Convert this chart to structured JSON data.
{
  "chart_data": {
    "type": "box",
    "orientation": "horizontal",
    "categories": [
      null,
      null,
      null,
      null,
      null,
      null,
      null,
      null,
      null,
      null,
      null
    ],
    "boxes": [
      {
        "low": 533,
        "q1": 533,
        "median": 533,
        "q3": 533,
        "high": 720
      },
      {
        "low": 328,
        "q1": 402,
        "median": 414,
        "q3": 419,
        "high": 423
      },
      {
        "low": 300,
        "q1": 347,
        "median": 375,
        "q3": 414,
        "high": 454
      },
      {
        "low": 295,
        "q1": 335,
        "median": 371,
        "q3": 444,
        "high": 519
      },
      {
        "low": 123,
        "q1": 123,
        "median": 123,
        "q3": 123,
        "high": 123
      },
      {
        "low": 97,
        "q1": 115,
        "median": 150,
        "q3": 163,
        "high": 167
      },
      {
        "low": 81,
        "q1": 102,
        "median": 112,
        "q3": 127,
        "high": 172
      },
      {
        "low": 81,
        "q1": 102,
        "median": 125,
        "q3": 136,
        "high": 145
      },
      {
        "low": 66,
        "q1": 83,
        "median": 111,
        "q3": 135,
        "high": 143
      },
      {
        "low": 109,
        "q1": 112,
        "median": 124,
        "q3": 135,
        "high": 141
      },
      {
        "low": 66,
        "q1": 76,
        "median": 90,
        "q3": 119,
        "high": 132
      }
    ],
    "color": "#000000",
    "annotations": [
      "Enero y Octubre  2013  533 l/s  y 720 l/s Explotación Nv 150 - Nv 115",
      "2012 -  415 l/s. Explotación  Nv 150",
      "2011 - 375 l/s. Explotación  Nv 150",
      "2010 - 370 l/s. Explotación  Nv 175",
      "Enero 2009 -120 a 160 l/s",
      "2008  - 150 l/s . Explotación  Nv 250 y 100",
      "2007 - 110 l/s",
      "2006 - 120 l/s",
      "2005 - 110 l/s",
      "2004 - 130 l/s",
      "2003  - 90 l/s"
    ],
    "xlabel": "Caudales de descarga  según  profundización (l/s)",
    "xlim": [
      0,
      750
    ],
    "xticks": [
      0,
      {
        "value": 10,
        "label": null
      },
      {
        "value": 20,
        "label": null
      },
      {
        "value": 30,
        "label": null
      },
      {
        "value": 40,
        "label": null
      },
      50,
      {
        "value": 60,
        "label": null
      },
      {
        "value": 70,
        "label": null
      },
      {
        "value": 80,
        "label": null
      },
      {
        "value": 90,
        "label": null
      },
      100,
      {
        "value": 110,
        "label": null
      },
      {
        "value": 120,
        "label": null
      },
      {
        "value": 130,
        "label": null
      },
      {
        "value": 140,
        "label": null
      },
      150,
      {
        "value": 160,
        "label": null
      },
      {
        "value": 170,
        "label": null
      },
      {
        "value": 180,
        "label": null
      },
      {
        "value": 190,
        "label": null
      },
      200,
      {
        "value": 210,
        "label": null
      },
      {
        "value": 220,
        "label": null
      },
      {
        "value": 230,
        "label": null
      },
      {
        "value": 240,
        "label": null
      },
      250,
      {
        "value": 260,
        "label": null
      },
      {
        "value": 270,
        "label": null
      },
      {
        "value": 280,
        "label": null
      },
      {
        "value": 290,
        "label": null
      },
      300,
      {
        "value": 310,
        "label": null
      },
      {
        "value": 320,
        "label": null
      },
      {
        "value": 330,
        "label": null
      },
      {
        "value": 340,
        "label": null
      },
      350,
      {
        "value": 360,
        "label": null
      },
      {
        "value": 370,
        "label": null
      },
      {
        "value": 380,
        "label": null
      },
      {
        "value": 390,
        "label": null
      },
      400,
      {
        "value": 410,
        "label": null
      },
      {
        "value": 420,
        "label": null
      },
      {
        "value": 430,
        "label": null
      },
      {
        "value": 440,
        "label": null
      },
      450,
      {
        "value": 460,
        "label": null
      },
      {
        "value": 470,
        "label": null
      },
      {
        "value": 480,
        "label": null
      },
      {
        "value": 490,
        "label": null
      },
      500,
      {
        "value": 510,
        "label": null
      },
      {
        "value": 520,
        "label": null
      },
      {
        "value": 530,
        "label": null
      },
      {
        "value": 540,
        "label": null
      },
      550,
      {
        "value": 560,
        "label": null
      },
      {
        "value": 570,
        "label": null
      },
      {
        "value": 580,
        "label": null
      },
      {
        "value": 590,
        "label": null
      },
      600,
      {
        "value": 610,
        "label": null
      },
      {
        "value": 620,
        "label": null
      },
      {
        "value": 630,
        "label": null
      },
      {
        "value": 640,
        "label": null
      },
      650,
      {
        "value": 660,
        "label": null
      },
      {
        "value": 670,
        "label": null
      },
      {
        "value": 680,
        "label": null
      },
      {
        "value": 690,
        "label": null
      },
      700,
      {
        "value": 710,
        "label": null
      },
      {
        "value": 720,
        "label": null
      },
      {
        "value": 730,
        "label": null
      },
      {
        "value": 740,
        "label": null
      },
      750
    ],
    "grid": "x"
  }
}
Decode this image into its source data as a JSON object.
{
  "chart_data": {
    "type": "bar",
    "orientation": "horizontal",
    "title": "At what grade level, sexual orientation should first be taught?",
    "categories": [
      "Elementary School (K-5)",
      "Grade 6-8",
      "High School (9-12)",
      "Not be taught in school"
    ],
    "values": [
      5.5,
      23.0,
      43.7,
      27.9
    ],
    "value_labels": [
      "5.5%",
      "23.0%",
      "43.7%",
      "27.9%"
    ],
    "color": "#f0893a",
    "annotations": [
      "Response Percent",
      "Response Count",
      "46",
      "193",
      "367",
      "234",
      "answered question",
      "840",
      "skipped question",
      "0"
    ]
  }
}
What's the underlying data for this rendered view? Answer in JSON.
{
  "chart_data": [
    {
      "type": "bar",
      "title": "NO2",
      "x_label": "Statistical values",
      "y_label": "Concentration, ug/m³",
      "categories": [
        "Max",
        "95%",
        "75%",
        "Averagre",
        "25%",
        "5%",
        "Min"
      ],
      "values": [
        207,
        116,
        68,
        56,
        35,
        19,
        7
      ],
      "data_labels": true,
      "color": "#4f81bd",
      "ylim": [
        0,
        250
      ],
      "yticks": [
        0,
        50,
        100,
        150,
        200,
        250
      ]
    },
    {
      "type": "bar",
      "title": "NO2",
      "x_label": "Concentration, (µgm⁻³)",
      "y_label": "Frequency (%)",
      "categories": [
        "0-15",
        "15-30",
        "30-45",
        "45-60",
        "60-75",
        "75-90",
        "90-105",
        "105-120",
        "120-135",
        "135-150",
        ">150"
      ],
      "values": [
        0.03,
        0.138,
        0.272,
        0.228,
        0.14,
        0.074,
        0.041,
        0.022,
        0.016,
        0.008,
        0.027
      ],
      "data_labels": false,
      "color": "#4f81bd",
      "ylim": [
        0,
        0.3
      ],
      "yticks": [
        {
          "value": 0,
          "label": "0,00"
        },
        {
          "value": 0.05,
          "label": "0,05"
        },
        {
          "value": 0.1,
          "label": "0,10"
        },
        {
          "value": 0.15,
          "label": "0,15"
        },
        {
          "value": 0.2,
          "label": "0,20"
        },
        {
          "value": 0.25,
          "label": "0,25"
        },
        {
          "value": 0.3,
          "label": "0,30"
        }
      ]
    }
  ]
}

**The exercise**
List every line in the records above that contains the word "color".

**Full answer**
    "color": "#000000",
    "color": "#f0893a",
      "color": "#4f81bd",
      "color": "#4f81bd",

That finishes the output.